▶ **AIM OF THE TASK**
Take the material below and write it all out again exactly.

▶ **SUPPLIED INFORMATION**
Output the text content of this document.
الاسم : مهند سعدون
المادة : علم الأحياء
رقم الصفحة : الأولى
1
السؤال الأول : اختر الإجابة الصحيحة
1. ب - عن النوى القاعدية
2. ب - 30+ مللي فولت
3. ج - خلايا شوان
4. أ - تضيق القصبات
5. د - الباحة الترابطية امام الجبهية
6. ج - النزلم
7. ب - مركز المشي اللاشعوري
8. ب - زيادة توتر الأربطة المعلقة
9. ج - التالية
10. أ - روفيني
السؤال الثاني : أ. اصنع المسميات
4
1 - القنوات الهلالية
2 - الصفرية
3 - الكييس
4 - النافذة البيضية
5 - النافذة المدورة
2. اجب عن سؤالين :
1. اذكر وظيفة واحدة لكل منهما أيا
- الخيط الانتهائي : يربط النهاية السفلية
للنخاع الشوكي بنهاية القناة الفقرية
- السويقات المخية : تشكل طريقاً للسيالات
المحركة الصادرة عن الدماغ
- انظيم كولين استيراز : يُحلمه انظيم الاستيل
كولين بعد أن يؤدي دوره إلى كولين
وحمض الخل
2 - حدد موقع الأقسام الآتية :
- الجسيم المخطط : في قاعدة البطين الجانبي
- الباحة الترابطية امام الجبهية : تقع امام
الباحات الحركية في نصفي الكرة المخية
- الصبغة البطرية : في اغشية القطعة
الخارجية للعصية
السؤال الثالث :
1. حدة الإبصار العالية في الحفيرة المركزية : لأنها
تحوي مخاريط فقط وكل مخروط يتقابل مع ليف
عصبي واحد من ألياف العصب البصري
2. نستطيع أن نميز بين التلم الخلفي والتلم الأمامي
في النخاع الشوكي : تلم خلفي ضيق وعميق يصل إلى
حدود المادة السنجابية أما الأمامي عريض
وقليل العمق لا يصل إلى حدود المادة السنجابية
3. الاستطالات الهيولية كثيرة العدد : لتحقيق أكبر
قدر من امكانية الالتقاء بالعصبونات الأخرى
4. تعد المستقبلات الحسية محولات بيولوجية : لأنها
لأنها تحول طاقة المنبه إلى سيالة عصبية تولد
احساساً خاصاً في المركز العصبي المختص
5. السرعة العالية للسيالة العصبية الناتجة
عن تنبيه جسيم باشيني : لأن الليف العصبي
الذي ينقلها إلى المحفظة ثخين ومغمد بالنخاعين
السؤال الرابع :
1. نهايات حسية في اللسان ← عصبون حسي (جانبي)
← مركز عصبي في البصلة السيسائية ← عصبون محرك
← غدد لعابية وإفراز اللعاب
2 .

▶ **EXERCISE RESULT**
Output the text content of this document.
الاسم : مهند سعدون
المادة : علم الأحياء
رقم الصفحة : الأولى
1
السؤال الأول : اختر الإجابة الصحيحة
1. ب - عن النوى القاعدية
2. ب - 30+ مللي فولت
3. ج - خلايا شوان
4. أ - تضيق القصبات
5. د - الباحة الترابطية امام الجبهية
6. ج - النزلم
7. ب - مركز المشي اللاشعوري
8. ب - زيادة توتر الأربطة المعلقة
9. ج - التالية
10. أ - روفيني
السؤال الثاني : أ. اصنع المسميات
4
1 - القنوات الهلالية
2 - الصفرية
3 - الكييس
4 - النافذة البيضية
5 - النافذة المدورة
2. اجب عن سؤالين :
1. اذكر وظيفة واحدة لكل منهما أيا
- الخيط الانتهائي : يربط النهاية السفلية
للنخاع الشوكي بنهاية القناة الفقرية
- السويقات المخية : تشكل طريقاً للسيالات
المحركة الصادرة عن الدماغ
- انظيم كولين استيراز : يُحلمه انظيم الاستيل
كولين بعد أن يؤدي دوره إلى كولين
وحمض الخل
2 - حدد موقع الأقسام الآتية :
- الجسيم المخطط : في قاعدة البطين الجانبي
- الباحة الترابطية امام الجبهية : تقع امام
الباحات الحركية في نصفي الكرة المخية
- الصبغة البطرية : في اغشية القطعة
الخارجية للعصية
السؤال الثالث :
1. حدة الإبصار العالية في الحفيرة المركزية : لأنها
تحوي مخاريط فقط وكل مخروط يتقابل مع ليف
عصبي واحد من ألياف العصب البصري
2. نستطيع أن نميز بين التلم الخلفي والتلم الأمامي
في النخاع الشوكي : تلم خلفي ضيق وعميق يصل إلى
حدود المادة السنجابية أما الأمامي عريض
وقليل العمق لا يصل إلى حدود المادة السنجابية
3. الاستطالات الهيولية كثيرة العدد : لتحقيق أكبر
قدر من امكانية الالتقاء بالعصبونات الأخرى
4. تعد المستقبلات الحسية محولات بيولوجية : لأنها
لأنها تحول طاقة المنبه إلى سيالة عصبية تولد
احساساً خاصاً في المركز العصبي المختص
5. السرعة العالية للسيالة العصبية الناتجة
عن تنبيه جسيم باشيني : لأن الليف العصبي
الذي ينقلها إلى المحفظة ثخين ومغمد بالنخاعين
السؤال الرابع :
1. نهايات حسية في اللسان ← عصبون حسي (جانبي)
← مركز عصبي في البصلة السيسائية ← عصبون محرك
← غدد لعابية وإفراز اللعاب
2 .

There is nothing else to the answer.